— Task details —
Will you give the material below again, every line exactly as it is?

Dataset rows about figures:
______

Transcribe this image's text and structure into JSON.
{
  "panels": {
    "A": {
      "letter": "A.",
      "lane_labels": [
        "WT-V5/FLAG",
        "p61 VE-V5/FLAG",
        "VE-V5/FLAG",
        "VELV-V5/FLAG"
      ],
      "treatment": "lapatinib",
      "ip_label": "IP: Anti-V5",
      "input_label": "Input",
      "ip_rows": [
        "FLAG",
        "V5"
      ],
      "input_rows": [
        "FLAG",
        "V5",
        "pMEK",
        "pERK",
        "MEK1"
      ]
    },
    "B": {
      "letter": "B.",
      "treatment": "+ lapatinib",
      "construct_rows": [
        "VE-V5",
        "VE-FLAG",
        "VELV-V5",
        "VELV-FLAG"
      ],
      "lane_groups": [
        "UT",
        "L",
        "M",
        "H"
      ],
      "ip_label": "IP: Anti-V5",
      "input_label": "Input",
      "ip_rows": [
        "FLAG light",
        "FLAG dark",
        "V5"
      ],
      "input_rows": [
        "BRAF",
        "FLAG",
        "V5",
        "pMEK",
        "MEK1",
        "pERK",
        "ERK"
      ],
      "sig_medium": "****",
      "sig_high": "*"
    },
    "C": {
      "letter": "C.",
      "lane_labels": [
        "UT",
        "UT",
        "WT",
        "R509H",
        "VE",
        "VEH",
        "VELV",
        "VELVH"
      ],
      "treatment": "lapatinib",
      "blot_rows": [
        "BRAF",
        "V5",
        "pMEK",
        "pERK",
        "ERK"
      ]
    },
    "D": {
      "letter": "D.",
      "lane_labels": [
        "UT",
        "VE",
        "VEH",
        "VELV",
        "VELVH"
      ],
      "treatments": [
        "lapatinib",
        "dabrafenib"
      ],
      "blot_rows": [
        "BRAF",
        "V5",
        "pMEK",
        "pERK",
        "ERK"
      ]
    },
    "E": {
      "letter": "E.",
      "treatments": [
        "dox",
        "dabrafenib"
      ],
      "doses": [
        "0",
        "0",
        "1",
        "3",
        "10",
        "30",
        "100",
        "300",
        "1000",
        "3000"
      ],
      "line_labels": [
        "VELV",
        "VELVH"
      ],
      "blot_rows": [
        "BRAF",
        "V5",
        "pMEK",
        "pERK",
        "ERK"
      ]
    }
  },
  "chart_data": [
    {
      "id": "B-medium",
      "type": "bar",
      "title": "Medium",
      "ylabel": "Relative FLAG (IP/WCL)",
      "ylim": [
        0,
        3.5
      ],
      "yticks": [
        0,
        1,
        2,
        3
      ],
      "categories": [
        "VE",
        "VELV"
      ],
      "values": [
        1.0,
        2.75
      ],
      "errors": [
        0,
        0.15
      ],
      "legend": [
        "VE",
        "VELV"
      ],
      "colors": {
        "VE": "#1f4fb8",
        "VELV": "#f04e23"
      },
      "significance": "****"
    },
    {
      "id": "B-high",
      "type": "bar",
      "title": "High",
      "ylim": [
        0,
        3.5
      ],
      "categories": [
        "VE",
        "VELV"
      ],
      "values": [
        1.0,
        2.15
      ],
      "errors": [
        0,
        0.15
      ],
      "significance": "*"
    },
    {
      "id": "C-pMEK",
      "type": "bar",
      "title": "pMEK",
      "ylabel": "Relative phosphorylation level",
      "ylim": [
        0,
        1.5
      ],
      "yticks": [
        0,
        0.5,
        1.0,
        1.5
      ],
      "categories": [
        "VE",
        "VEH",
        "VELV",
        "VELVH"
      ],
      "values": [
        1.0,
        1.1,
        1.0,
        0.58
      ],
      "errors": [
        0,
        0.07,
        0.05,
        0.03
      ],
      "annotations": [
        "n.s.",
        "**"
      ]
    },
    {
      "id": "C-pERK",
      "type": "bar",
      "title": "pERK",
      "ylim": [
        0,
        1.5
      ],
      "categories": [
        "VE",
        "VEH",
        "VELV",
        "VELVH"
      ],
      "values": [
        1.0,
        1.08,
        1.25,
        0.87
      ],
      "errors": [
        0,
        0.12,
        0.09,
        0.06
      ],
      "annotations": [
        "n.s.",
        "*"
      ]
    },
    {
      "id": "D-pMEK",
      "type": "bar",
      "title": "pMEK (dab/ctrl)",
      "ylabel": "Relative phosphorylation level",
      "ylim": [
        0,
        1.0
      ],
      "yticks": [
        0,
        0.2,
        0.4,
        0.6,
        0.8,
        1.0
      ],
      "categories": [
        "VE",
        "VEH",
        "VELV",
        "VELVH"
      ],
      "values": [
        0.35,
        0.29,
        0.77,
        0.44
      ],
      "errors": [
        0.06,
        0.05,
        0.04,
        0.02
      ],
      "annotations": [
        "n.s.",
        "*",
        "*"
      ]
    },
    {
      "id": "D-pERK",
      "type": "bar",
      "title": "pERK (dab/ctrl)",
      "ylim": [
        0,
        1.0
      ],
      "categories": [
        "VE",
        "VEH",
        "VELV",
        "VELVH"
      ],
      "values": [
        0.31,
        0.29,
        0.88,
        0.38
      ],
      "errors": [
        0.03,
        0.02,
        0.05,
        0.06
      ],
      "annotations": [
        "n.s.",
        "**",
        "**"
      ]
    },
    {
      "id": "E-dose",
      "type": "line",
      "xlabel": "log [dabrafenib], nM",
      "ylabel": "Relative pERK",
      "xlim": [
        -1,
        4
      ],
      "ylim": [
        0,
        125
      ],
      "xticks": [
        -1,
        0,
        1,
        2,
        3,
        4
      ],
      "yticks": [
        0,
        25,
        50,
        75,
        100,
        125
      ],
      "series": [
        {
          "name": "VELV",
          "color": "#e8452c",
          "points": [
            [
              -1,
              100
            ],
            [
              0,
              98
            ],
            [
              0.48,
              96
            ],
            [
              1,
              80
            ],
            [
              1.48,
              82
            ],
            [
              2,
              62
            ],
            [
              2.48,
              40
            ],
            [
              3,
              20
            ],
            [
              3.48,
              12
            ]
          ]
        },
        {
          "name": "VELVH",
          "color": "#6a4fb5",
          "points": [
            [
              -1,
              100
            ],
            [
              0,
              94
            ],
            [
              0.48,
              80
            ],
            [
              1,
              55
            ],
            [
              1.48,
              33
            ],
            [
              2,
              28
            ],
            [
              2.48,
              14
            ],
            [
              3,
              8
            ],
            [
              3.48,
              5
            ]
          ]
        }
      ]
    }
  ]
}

______

— Written response —
Transcribe this image's text and structure into JSON.
{
  "panels": {
    "A": {
      "letter": "A.",
      "lane_labels": [
        "WT-V5/FLAG",
        "p61 VE-V5/FLAG",
        "VE-V5/FLAG",
        "VELV-V5/FLAG"
      ],
      "treatment": "lapatinib",
      "ip_label": "IP: Anti-V5",
      "input_label": "Input",
      "ip_rows": [
        "FLAG",
        "V5"
      ],
      "input_rows": [
        "FLAG",
        "V5",
        "pMEK",
        "pERK",
        "MEK1"
      ]
    },
    "B": {
      "letter": "B.",
      "treatment": "+ lapatinib",
      "construct_rows": [
        "VE-V5",
        "VE-FLAG",
        "VELV-V5",
        "VELV-FLAG"
      ],
      "lane_groups": [
        "UT",
        "L",
        "M",
        "H"
      ],
      "ip_label": "IP: Anti-V5",
      "input_label": "Input",
      "ip_rows": [
        "FLAG light",
        "FLAG dark",
        "V5"
      ],
      "input_rows": [
        "BRAF",
        "FLAG",
        "V5",
        "pMEK",
        "MEK1",
        "pERK",
        "ERK"
      ],
      "sig_medium": "****",
      "sig_high": "*"
    },
    "C": {
      "letter": "C.",
      "lane_labels": [
        "UT",
        "UT",
        "WT",
        "R509H",
        "VE",
        "VEH",
        "VELV",
        "VELVH"
      ],
      "treatment": "lapatinib",
      "blot_rows": [
        "BRAF",
        "V5",
        "pMEK",
        "pERK",
        "ERK"
      ]
    },
    "D": {
      "letter": "D.",
      "lane_labels": [
        "UT",
        "VE",
        "VEH",
        "VELV",
        "VELVH"
      ],
      "treatments": [
        "lapatinib",
        "dabrafenib"
      ],
      "blot_rows": [
        "BRAF",
        "V5",
        "pMEK",
        "pERK",
        "ERK"
      ]
    },
    "E": {
      "letter": "E.",
      "treatments": [
        "dox",
        "dabrafenib"
      ],
      "doses": [
        "0",
        "0",
        "1",
        "3",
        "10",
        "30",
        "100",
        "300",
        "1000",
        "3000"
      ],
      "line_labels": [
        "VELV",
        "VELVH"
      ],
      "blot_rows": [
        "BRAF",
        "V5",
        "pMEK",
        "pERK",
        "ERK"
      ]
    }
  },
  "chart_data": [
    {
      "id": "B-medium",
      "type": "bar",
      "title": "Medium",
      "ylabel": "Relative FLAG (IP/WCL)",
      "ylim": [
        0,
        3.5
      ],
      "yticks": [
        0,
        1,
        2,
        3
      ],
      "categories": [
        "VE",
        "VELV"
      ],
      "values": [
        1.0,
        2.75
      ],
      "errors": [
        0,
        0.15
      ],
      "legend": [
        "VE",
        "VELV"
      ],
      "colors": {
        "VE": "#1f4fb8",
        "VELV": "#f04e23"
      },
      "significance": "****"
    },
    {
      "id": "B-high",
      "type": "bar",
      "title": "High",
      "ylim": [
        0,
        3.5
      ],
      "categories": [
        "VE",
        "VELV"
      ],
      "values": [
        1.0,
        2.15
      ],
      "errors": [
        0,
        0.15
      ],
      "significance": "*"
    },
    {
      "id": "C-pMEK",
      "type": "bar",
      "title": "pMEK",
      "ylabel": "Relative phosphorylation level",
      "ylim": [
        0,
        1.5
      ],
      "yticks": [
        0,
        0.5,
        1.0,
        1.5
      ],
      "categories": [
        "VE",
        "VEH",
        "VELV",
        "VELVH"
      ],
      "values": [
        1.0,
        1.1,
        1.0,
        0.58
      ],
      "errors": [
        0,
        0.07,
        0.05,
        0.03
      ],
      "annotations": [
        "n.s.",
        "**"
      ]
    },
    {
      "id": "C-pERK",
      "type": "bar",
      "title": "pERK",
      "ylim": [
        0,
        1.5
      ],
      "categories": [
        "VE",
        "VEH",
        "VELV",
        "VELVH"
      ],
      "values": [
        1.0,
        1.08,
        1.25,
        0.87
      ],
      "errors": [
        0,
        0.12,
        0.09,
        0.06
      ],
      "annotations": [
        "n.s.",
        "*"
      ]
    },
    {
      "id": "D-pMEK",
      "type": "bar",
      "title": "pMEK (dab/ctrl)",
      "ylabel": "Relative phosphorylation level",
      "ylim": [
        0,
        1.0
      ],
      "yticks": [
        0,
        0.2,
        0.4,
        0.6,
        0.8,
        1.0
      ],
      "categories": [
        "VE",
        "VEH",
        "VELV",
        "VELVH"
      ],
      "values": [
        0.35,
        0.29,
        0.77,
        0.44
      ],
      "errors": [
        0.06,
        0.05,
        0.04,
        0.02
      ],
      "annotations": [
        "n.s.",
        "*",
        "*"
      ]
    },
    {
      "id": "D-pERK",
      "type": "bar",
      "title": "pERK (dab/ctrl)",
      "ylim": [
        0,
        1.0
      ],
      "categories": [
        "VE",
        "VEH",
        "VELV",
        "VELVH"
      ],
      "values": [
        0.31,
        0.29,
        0.88,
        0.38
      ],
      "errors": [
        0.03,
        0.02,
        0.05,
        0.06
      ],
      "annotations": [
        "n.s.",
        "**",
        "**"
      ]
    },
    {
      "id": "E-dose",
      "type": "line",
      "xlabel": "log [dabrafenib], nM",
      "ylabel": "Relative pERK",
      "xlim": [
        -1,
        4
      ],
      "ylim": [
        0,
        125
      ],
      "xticks": [
        -1,
        0,
        1,
        2,
        3,
        4
      ],
      "yticks": [
        0,
        25,
        50,
        75,
        100,
        125
      ],
      "series": [
        {
          "name": "VELV",
          "color": "#e8452c",
          "points": [
            [
              -1,
              100
            ],
            [
              0,
              98
            ],
            [
              0.48,
              96
            ],
            [
              1,
              80
            ],
            [
              1.48,
              82
            ],
            [
              2,
              62
            ],
            [
              2.48,
              40
            ],
            [
              3,
              20
            ],
            [
              3.48,
              12
            ]
          ]
        },
        {
          "name": "VELVH",
          "color": "#6a4fb5",
          "points": [
            [
              -1,
              100
            ],
            [
              0,
              94
            ],
            [
              0.48,
              80
            ],
            [
              1,
              55
            ],
            [
              1.48,
              33
            ],
            [
              2,
              28
            ],
            [
              2.48,
              14
            ],
            [
              3,
              8
            ],
            [
              3.48,
              5
            ]
          ]
        }
      ]
    }
  ]
}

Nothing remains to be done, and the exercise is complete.